◆ What is asked ◆
Find how many lines hold the word "marzo". Give only the number.

[START OF Supplied records]

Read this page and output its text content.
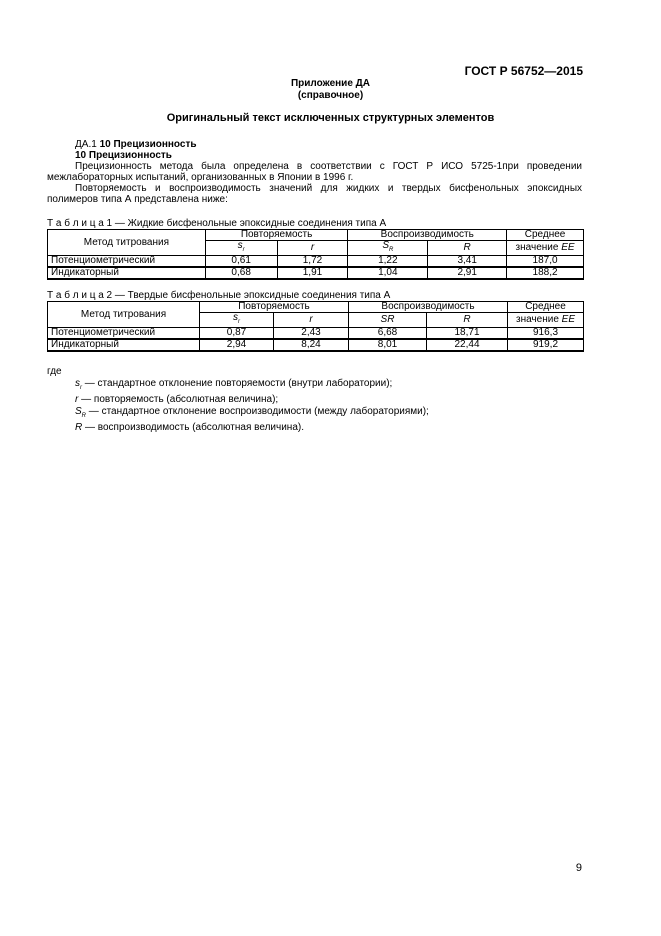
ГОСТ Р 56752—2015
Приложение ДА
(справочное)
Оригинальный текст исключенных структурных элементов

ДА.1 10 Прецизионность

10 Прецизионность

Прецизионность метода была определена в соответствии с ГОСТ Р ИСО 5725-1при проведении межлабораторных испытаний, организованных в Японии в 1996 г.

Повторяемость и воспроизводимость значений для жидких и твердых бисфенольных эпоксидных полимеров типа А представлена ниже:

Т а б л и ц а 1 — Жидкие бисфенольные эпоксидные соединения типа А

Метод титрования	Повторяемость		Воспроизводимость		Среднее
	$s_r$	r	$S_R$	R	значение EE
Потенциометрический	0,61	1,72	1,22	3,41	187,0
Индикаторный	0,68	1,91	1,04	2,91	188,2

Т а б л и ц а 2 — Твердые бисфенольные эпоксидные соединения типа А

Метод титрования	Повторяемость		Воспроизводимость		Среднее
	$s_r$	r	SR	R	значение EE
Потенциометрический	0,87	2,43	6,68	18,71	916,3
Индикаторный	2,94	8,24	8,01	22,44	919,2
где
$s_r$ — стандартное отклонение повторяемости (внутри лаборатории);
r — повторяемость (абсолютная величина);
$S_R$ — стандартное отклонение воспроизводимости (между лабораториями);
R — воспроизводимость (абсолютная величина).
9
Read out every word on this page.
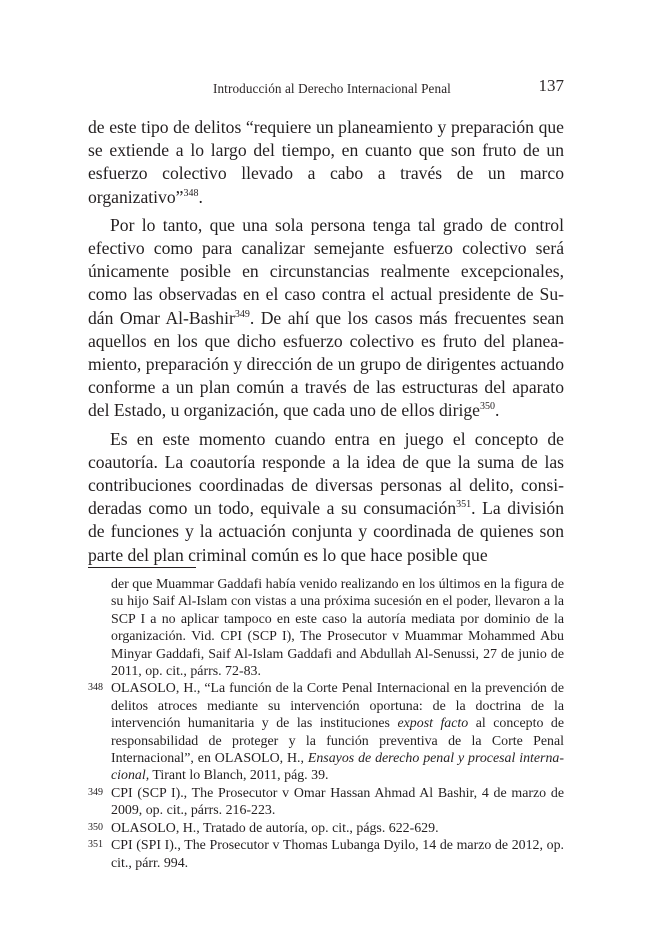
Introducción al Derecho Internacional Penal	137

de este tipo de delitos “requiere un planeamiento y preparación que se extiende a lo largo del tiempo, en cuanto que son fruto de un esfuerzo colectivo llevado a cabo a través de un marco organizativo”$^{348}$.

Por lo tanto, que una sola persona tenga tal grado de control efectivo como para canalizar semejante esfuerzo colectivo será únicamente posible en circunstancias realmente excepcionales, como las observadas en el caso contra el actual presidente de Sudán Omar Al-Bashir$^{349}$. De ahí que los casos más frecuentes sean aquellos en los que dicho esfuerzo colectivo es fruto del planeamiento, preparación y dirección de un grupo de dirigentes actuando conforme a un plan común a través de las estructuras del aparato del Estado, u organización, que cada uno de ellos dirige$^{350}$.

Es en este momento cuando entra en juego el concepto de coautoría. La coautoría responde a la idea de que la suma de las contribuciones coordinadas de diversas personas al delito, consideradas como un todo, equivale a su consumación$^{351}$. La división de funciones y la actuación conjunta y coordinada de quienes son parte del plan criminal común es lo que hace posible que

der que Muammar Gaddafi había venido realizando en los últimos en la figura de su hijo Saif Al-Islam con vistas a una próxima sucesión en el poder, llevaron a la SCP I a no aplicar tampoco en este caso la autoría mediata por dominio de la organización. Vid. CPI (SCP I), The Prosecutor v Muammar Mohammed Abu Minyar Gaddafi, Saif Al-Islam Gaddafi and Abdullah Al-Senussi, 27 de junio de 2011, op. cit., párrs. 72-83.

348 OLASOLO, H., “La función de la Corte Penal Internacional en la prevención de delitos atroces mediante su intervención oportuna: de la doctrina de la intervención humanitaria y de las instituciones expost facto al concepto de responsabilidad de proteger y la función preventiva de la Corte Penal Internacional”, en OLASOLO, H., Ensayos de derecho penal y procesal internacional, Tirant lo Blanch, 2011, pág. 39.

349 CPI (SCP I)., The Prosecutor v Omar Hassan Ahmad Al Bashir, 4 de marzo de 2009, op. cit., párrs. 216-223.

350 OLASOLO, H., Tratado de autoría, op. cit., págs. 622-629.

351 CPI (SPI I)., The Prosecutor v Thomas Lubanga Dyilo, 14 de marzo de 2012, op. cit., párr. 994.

[END OF Supplied records]
[START OF Supplied records]

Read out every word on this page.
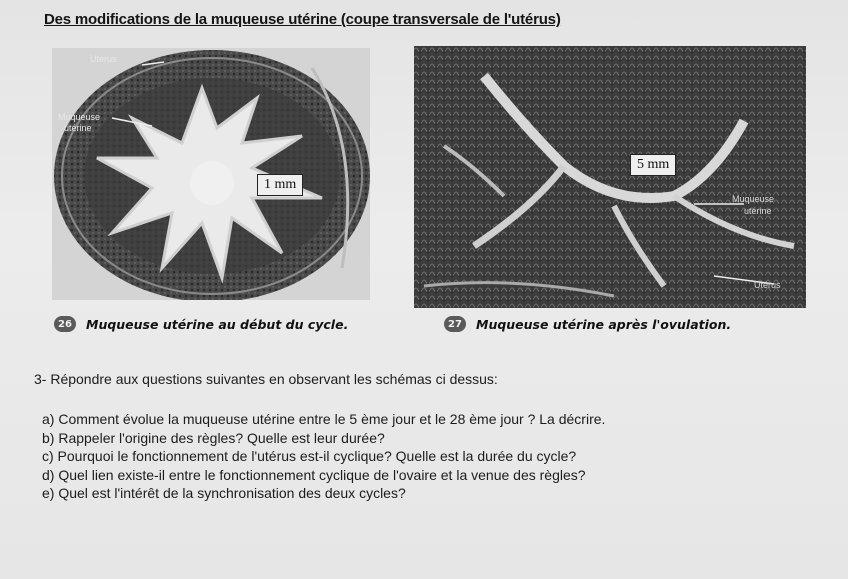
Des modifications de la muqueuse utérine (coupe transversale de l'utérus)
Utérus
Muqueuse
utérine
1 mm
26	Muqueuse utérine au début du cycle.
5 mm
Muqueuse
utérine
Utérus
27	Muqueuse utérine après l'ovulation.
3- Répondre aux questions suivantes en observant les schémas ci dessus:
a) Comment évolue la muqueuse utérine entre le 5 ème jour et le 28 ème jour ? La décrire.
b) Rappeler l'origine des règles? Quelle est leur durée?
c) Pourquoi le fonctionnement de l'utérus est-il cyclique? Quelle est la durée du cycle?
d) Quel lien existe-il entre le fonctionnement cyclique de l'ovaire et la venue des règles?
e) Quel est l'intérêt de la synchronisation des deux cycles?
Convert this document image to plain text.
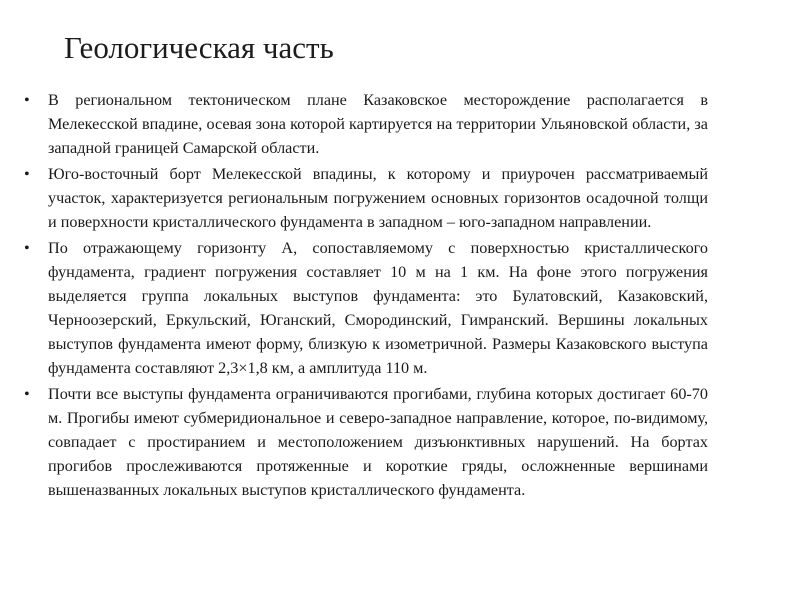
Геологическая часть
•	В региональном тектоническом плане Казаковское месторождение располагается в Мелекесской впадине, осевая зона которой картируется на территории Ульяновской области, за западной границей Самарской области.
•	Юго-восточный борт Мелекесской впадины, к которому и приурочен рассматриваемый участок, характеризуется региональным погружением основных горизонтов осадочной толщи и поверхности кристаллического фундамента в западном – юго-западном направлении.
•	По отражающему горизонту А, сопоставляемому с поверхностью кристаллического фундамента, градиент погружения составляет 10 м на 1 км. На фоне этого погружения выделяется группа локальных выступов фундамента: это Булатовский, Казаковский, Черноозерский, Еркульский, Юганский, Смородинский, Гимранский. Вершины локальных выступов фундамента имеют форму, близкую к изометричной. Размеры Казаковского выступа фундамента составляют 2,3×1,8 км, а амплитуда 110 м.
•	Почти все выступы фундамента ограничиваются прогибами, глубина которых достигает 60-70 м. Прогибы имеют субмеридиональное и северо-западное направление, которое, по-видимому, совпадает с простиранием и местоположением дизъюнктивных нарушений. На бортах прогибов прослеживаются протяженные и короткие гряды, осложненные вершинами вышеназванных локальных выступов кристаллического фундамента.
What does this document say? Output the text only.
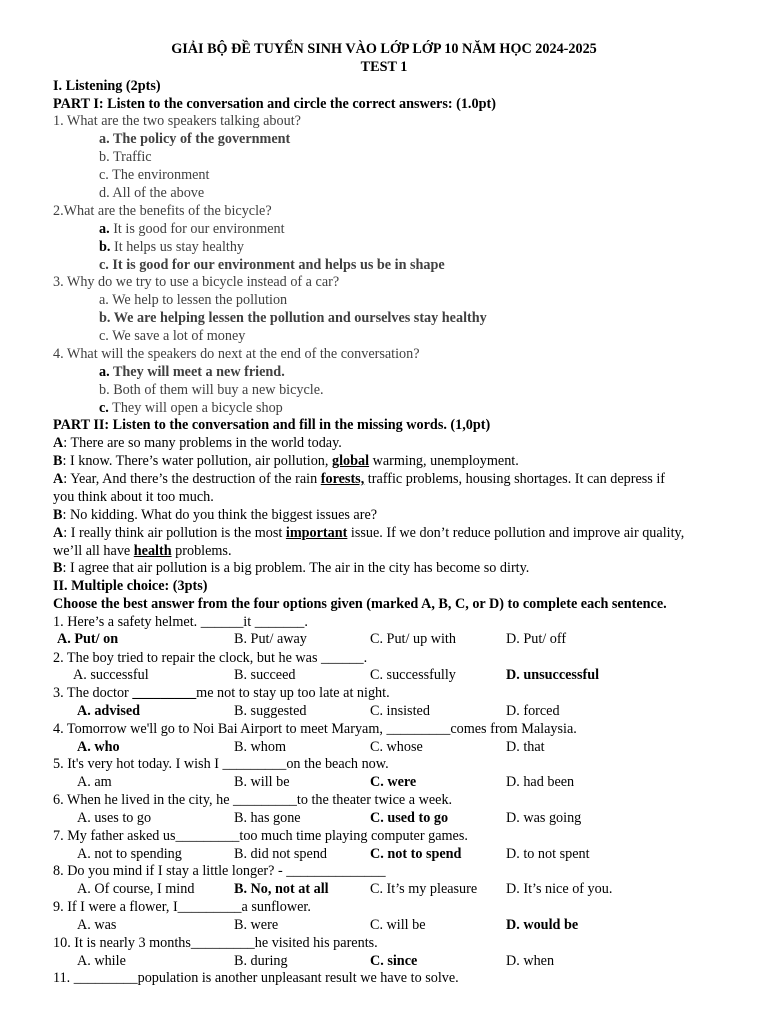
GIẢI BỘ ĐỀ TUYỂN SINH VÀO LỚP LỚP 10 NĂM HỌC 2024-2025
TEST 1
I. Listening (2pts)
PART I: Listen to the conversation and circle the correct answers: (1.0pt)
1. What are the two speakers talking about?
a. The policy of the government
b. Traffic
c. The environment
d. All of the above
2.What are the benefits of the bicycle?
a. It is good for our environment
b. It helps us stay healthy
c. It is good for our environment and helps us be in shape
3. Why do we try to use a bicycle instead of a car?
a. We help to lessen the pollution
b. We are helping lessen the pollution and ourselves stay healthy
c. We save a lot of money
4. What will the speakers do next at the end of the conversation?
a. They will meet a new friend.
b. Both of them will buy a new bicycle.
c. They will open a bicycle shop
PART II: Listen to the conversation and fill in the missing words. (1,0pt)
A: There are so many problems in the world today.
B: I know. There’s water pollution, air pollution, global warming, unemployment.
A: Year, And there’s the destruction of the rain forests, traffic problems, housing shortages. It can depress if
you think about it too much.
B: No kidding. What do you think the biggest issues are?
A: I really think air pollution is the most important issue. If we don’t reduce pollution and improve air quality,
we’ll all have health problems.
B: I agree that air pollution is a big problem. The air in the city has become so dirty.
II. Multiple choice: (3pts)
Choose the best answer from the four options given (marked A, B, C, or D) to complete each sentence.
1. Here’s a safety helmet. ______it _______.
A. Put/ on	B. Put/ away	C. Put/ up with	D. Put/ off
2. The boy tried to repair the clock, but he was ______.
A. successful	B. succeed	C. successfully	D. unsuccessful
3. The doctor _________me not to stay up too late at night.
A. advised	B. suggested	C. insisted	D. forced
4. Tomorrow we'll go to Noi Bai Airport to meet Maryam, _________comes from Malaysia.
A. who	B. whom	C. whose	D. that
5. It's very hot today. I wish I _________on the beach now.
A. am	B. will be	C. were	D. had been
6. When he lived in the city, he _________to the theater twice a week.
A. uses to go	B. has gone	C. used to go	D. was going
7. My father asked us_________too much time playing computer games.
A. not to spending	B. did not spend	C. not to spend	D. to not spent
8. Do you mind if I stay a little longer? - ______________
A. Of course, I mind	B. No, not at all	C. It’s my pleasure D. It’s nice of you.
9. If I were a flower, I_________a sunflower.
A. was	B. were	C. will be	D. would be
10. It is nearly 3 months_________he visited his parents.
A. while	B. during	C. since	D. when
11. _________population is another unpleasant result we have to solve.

[END OF Supplied records]

◆ Full solution ◆
2